6.1. Experimental Method

The experimental location of this paper is the Sixth Hall of Engineering, National Yunlin University of Science and Technology, Taiwan. A total of one bridge and ten nodes were set up in the experiment, as Figure 13 shows.

Every two nodes were placed in the same position. One node had the ADR and TPC control algorithms, and the other node fixed the data rate to the lowest (50 kbps) and the transmission power to the maximum. Through long-term testing, the power consumption and PER of nodes placed at the same position were compared to verify the effect of the algorithm. Nodes 1–5 were the nodes that had the algorithms, and nodes 6–10 comprised the experimental control group. A total of ten nodes were located in five different locations. Note that all nodes ran in the TDMA mode to save a lot of power for the sensing node. However, the power consumption of TDMA is not discussed later.

6.2. Results and Analysis

The experimental data of all nodes is organized as shown in

Table 4. Node experimental results.

- [Supplied records]
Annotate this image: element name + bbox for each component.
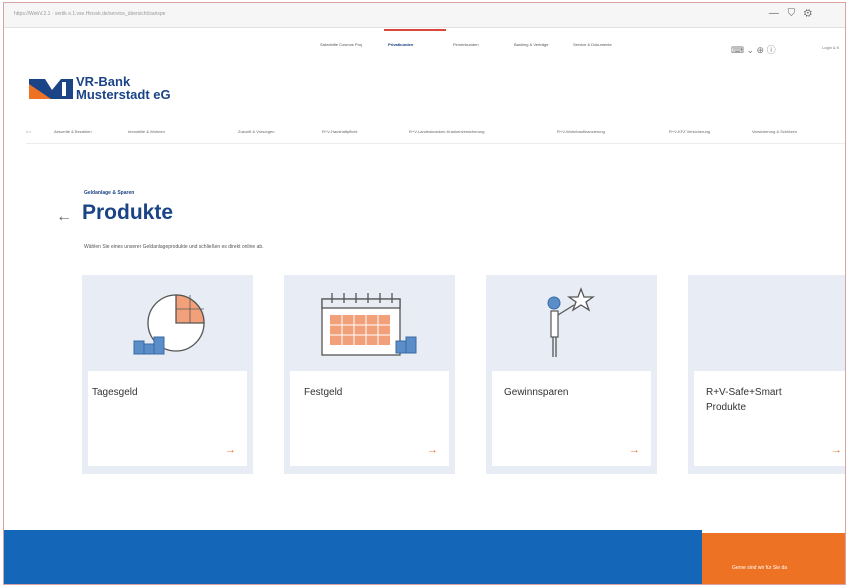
category-item-4[interactable]: R+V-Haushaftpflicht <box>322 129 357 134</box>
contact-cta[interactable]: Gerne sind wir für Sie da <box>702 533 845 584</box>
card-panel: Tagesgeld → <box>88 371 247 466</box>
top-nav-item-firmenkunden[interactable]: Firmenkunden <box>453 42 501 47</box>
category-item-3[interactable]: Zukunft & Vorsorgen <box>238 129 274 134</box>
product-card-festgeld[interactable]: Festgeld → <box>284 275 455 474</box>
card-panel: Festgeld → <box>290 371 449 466</box>
person-star-icon <box>547 287 596 357</box>
address-bar[interactable]: https://WebV.2.1 · vertik e.1.vse.Hinsvk… <box>4 3 845 28</box>
card-panel: Gewinnsparen → <box>492 371 651 466</box>
category-item-2[interactable]: Immobilie & Wohnen <box>128 129 165 134</box>
contact-cta-text: Gerne sind wir für Sie da <box>732 565 788 571</box>
arrow-right-icon[interactable]: → <box>427 444 438 456</box>
address-url[interactable]: https://WebV.2.1 · vertik e.1.vse.Hinsvk… <box>14 11 165 17</box>
product-card-gewinnsparen[interactable]: Gewinnsparen → <box>486 275 657 474</box>
logo-line-2: Musterstadt eG <box>76 87 171 102</box>
back-arrow-icon[interactable]: ← <box>56 208 72 226</box>
breadcrumb[interactable]: Geldanlage & Sparen <box>84 190 134 196</box>
window-controls[interactable]: — ⛉ ⚙ <box>769 8 815 19</box>
bank-logo-icon[interactable] <box>29 79 73 99</box>
footer-banner <box>4 530 702 584</box>
calendar-coins-icon <box>321 293 417 356</box>
intro-text: Wählen Sie eines unserer Geldanlageprodu… <box>84 244 264 250</box>
card-title: R+V-Safe+Smart Produkte <box>706 387 782 413</box>
card-title: Tagesgeld <box>92 387 138 398</box>
home-icon[interactable]: ⌂ › <box>26 129 31 134</box>
category-item-6[interactable]: R+V-Wohnbaufinanzierung <box>557 129 605 134</box>
category-item-7[interactable]: R+V-KFZ Versicherung <box>669 129 710 134</box>
top-nav-item-1[interactable]: Sakrdettle Cosmos Proj <box>320 42 368 47</box>
product-card-safe-smart[interactable]: R+V-Safe+Smart Produkte → <box>688 275 845 474</box>
login-link[interactable]: Login & K <box>822 45 839 50</box>
top-nav-item-privatkunden[interactable]: Privatkunden <box>388 42 436 47</box>
nav-divider <box>26 143 845 144</box>
top-right-icons[interactable]: ⌨ ⌄ ⊕ ⓘ <box>731 43 776 56</box>
pie-chart-coins-icon <box>133 294 205 355</box>
category-item-5[interactable]: R+V-Landeskranken-Krankenversicherung <box>409 129 485 134</box>
page-title: Produkte <box>82 201 174 224</box>
card-title: Gewinnsparen <box>504 387 569 398</box>
card-image <box>688 275 845 373</box>
arrow-right-icon[interactable]: → <box>225 444 236 456</box>
card-title: Festgeld <box>304 387 343 398</box>
category-item-1[interactable]: Absorrite & Bezahlen <box>54 129 92 134</box>
browser-window: https://WebV.2.1 · vertik e.1.vse.Hinsvk… <box>3 2 846 585</box>
card-image <box>82 275 253 373</box>
top-nav-item-service[interactable]: Service & Dokumente <box>573 42 621 47</box>
card-panel: R+V-Safe+Smart Produkte → <box>694 371 845 466</box>
top-nav-item-banking[interactable]: Banking & Verträge <box>514 42 562 47</box>
active-nav-indicator <box>384 29 446 31</box>
arrow-right-icon[interactable]: → <box>831 444 842 456</box>
product-card-tagesgeld[interactable]: Tagesgeld → <box>82 275 253 474</box>
bank-logo-text[interactable]: VR-Bank Musterstadt eG <box>76 75 171 101</box>
card-image <box>486 275 657 373</box>
category-navigation: ⌂ › Absorrite & Bezahlen Immobilie & Woh… <box>26 129 845 139</box>
card-image <box>284 275 455 373</box>
arrow-right-icon[interactable]: → <box>629 444 640 456</box>
category-item-8[interactable]: Versicherung & Schützen <box>752 129 797 134</box>
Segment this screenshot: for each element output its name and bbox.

- [Problems and tasks]
a. Rewrite the experimental method passage from "Every two nodes" to "not discussed later.", putting "five separate locations" in place of "five different locations".
b. Copy out the listing from the line with "category-item-4[interactable]: R+V-Haushaftpflicht <box>322" to the line with "top-nav-item-firmenkunden[interactable]: Firmenkunden <box>453", character for character.

- [Problem solutions]
a.
Every two nodes were placed in the same position. One node had the ADR and TPC control algorithms, and the other node fixed the data rate to the lowest (50 kbps) and the transmission power to the maximum. Through long-term testing, the power consumption and PER of nodes placed at the same position were compared to verify the effect of the algorithm. Nodes 1–5 were the nodes that had the algorithms, and nodes 6–10 comprised the experimental control group. A total of ten nodes were located in five separate locations. Note that all nodes ran in the TDMA mode to save a lot of power for the sensing node. However, the power consumption of TDMA is not discussed later.

b.
category-item-4[interactable]: R+V-Haushaftpflicht <box>322 129 357 134</box>
contact-cta[interactable]: Gerne sind wir für Sie da <box>702 533 845 584</box>
card-panel: Tagesgeld → <box>88 371 247 466</box>
top-nav-item-firmenkunden[interactable]: Firmenkunden <box>453 42 501 47</box>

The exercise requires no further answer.